* **What you should do**: Could you copy every line from the material below in which "JSON" appears?

Stored data entries:
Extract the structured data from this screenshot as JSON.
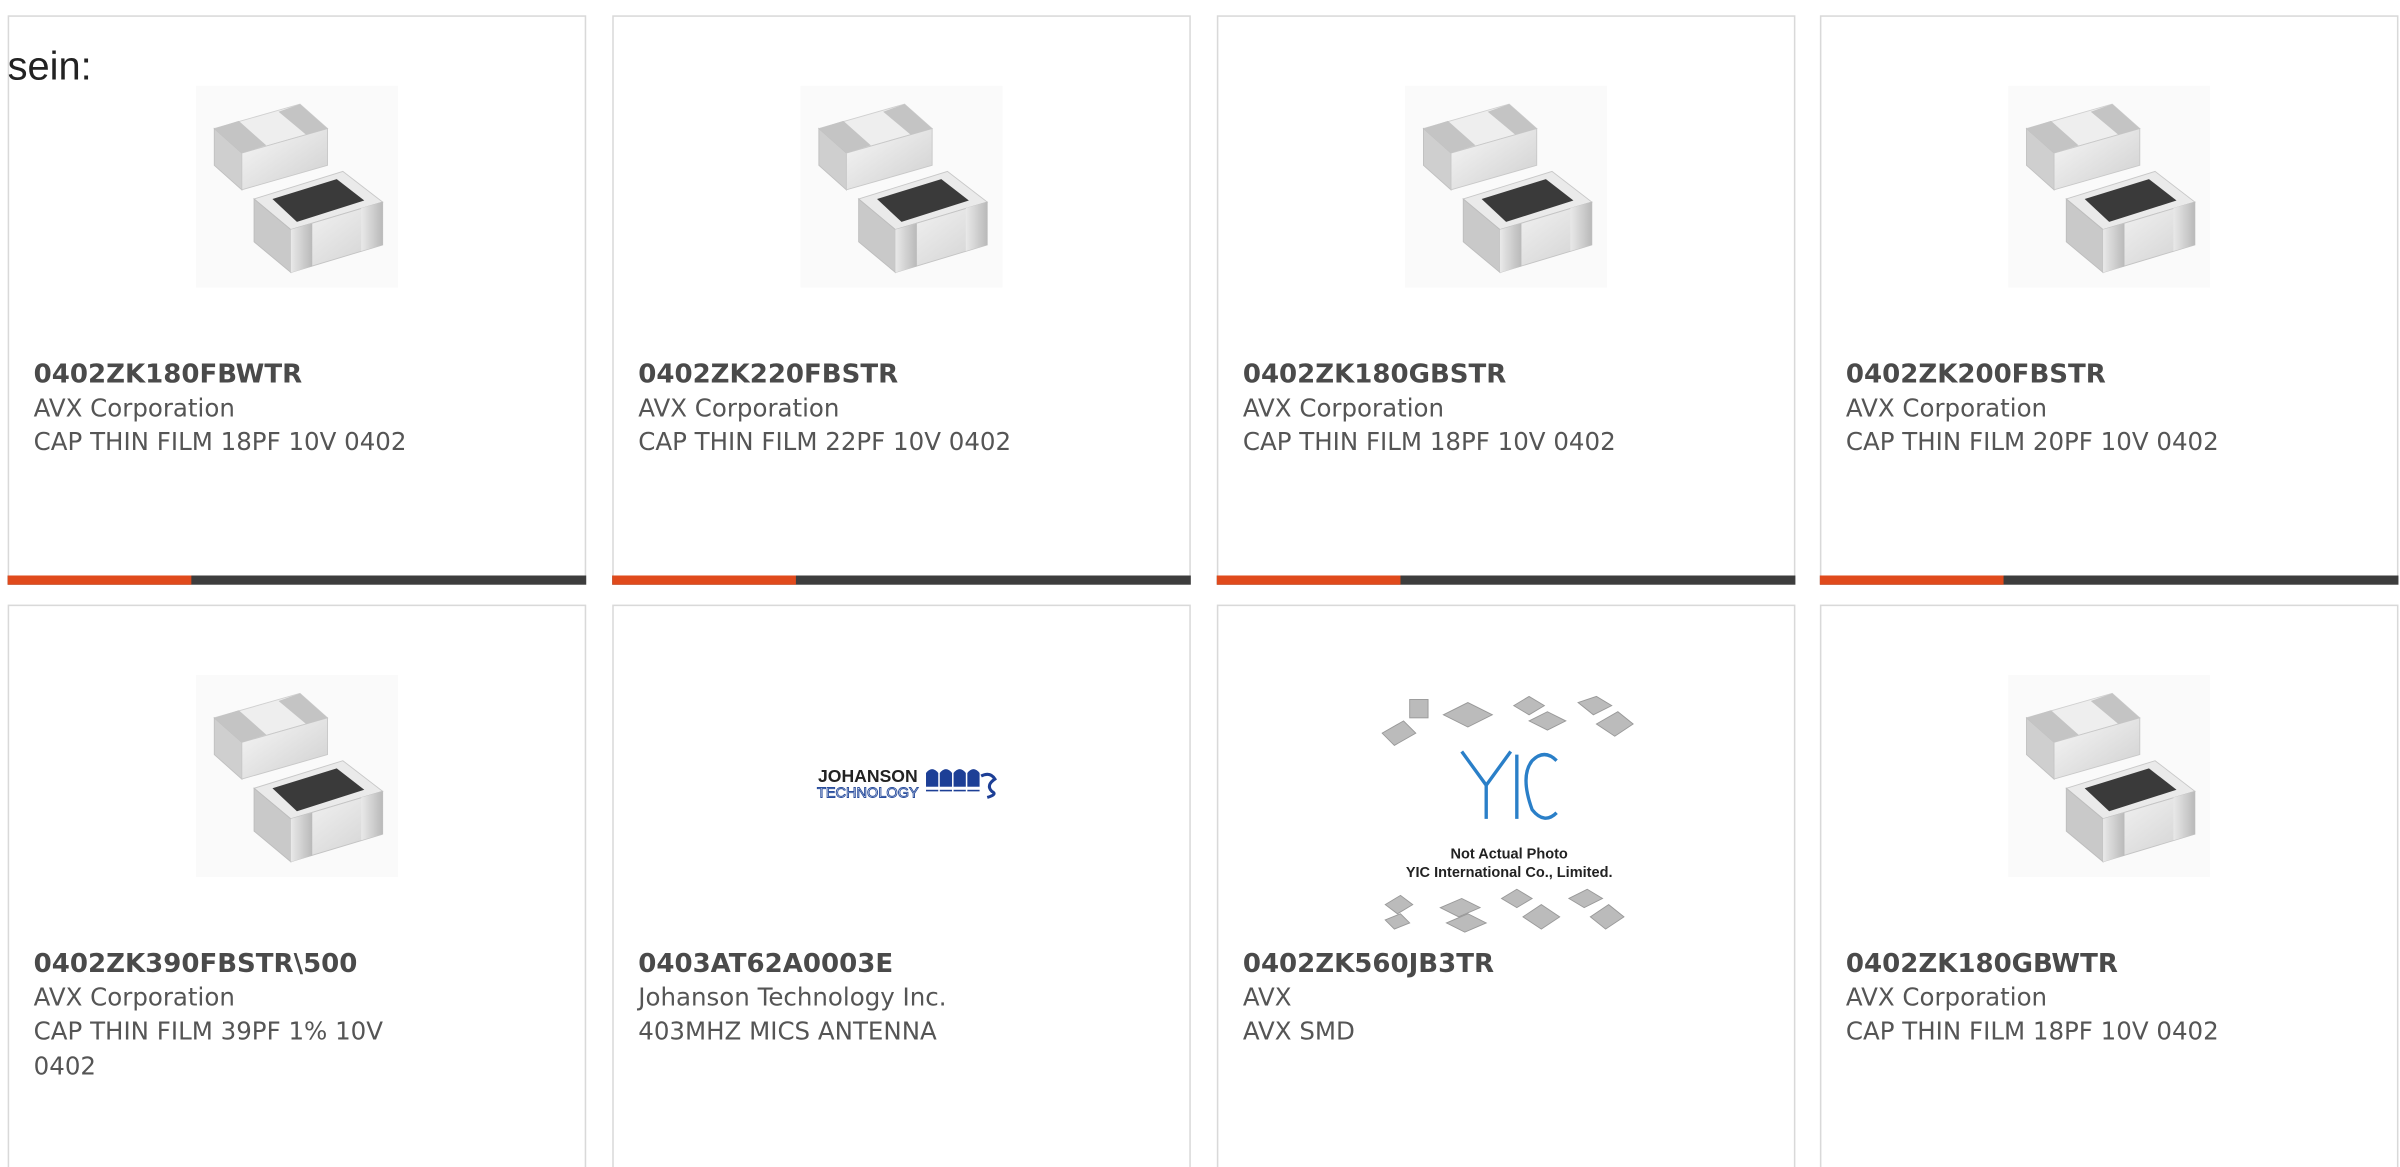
{
  "header_text": "sein:",
  "products": [
    {
      "part_number": "0402ZK180FBWTR",
      "manufacturer": "AVX Corporation",
      "description": "CAP THIN FILM 18PF 10V 0402",
      "image": "chip-capacitor"
    },
    {
      "part_number": "0402ZK220FBSTR",
      "manufacturer": "AVX Corporation",
      "description": "CAP THIN FILM 22PF 10V 0402",
      "image": "chip-capacitor"
    },
    {
      "part_number": "0402ZK180GBSTR",
      "manufacturer": "AVX Corporation",
      "description": "CAP THIN FILM 18PF 10V 0402",
      "image": "chip-capacitor"
    },
    {
      "part_number": "0402ZK200FBSTR",
      "manufacturer": "AVX Corporation",
      "description": "CAP THIN FILM 20PF 10V 0402",
      "image": "chip-capacitor"
    },
    {
      "part_number": "0402ZK390FBSTR\\500",
      "manufacturer": "AVX Corporation",
      "description": "CAP THIN FILM 39PF 1% 10V 0402",
      "image": "chip-capacitor"
    },
    {
      "part_number": "0403AT62A0003E",
      "manufacturer": "Johanson Technology Inc.",
      "description": "403MHZ MICS ANTENNA",
      "image": "johanson-logo"
    },
    {
      "part_number": "0402ZK560JB3TR",
      "manufacturer": "AVX",
      "description": "AVX SMD",
      "image": "yic-placeholder"
    },
    {
      "part_number": "0402ZK180GBWTR",
      "manufacturer": "AVX Corporation",
      "description": "CAP THIN FILM 18PF 10V 0402",
      "image": "chip-capacitor"
    }
  ],
  "johanson_logo": {
    "line1": "JOHANSON",
    "line2": "TECHNOLOGY"
  },
  "yic_image": {
    "logo": "YIC",
    "line1": "Not Actual Photo",
    "line2": "YIC International Co., Limited."
  },
  "colors": {
    "accent": "#e04a1c",
    "bar": "#3d3d3d",
    "border": "#d9d9d9"
  }
}
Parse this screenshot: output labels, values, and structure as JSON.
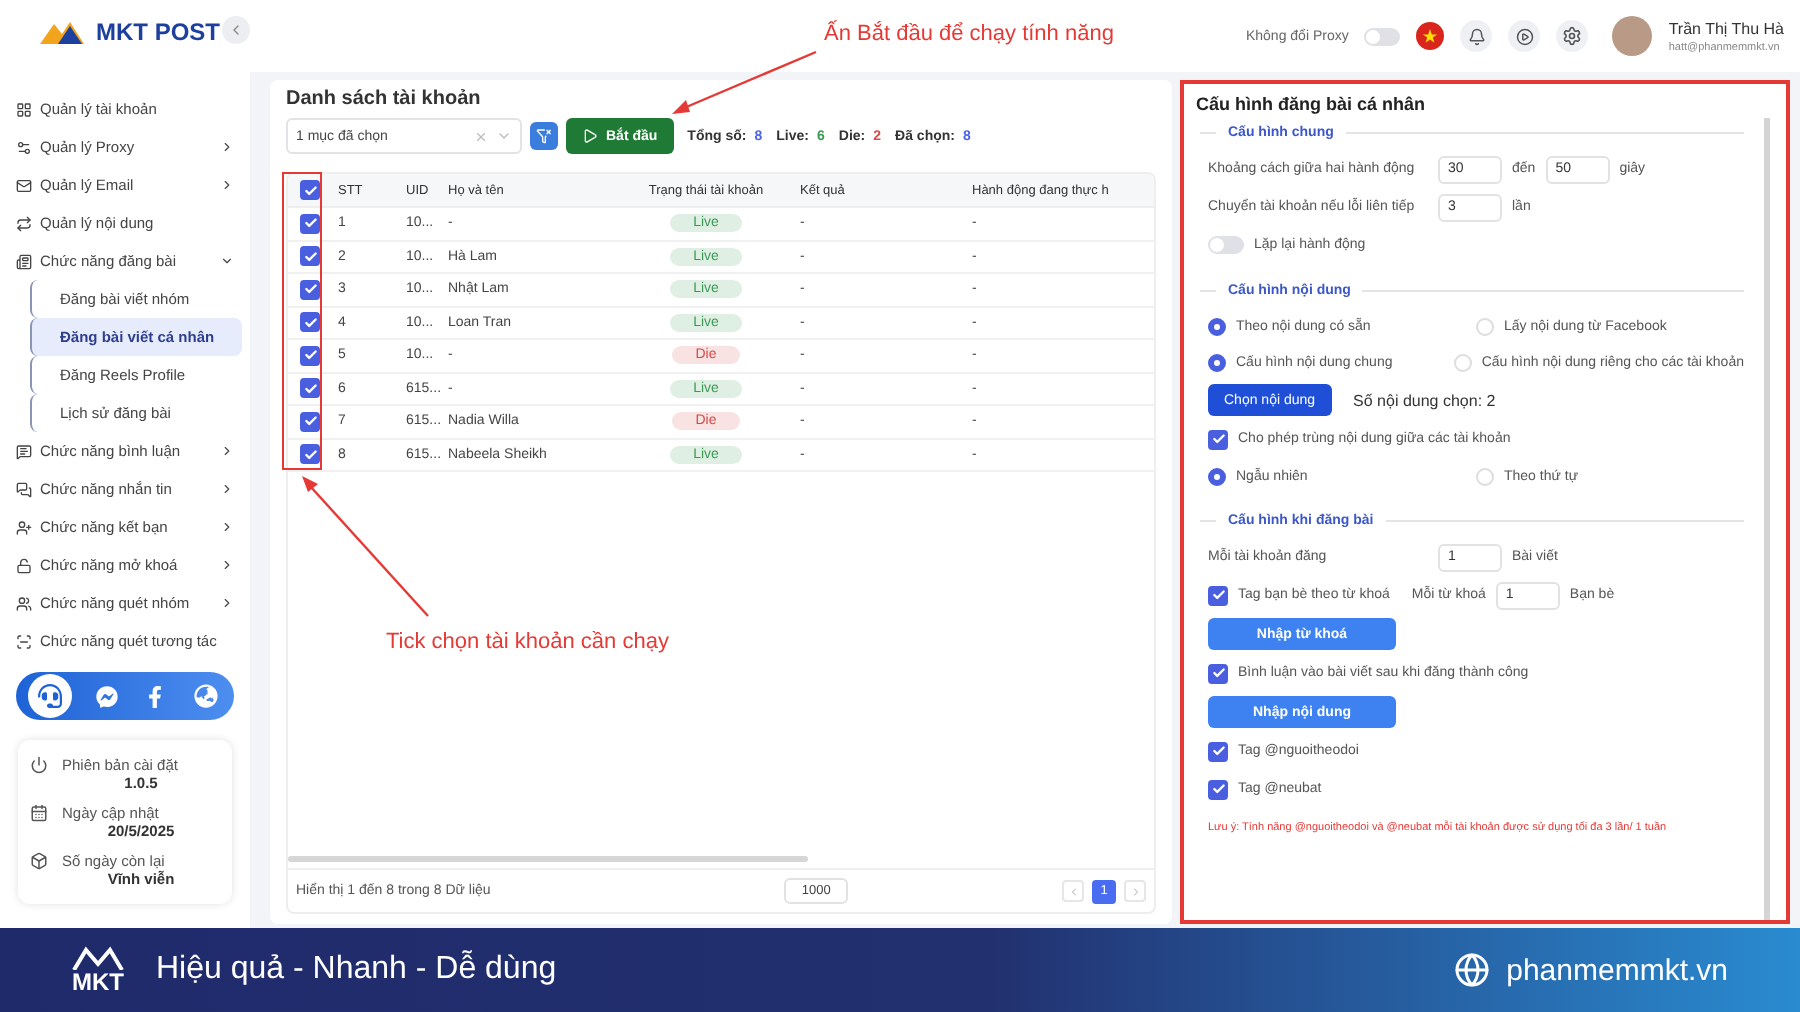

* **Output for this exercise**:
Extract the structured data from this screenshot as JSON.
Parse this screenshot: output labels, values, and structure as JSON.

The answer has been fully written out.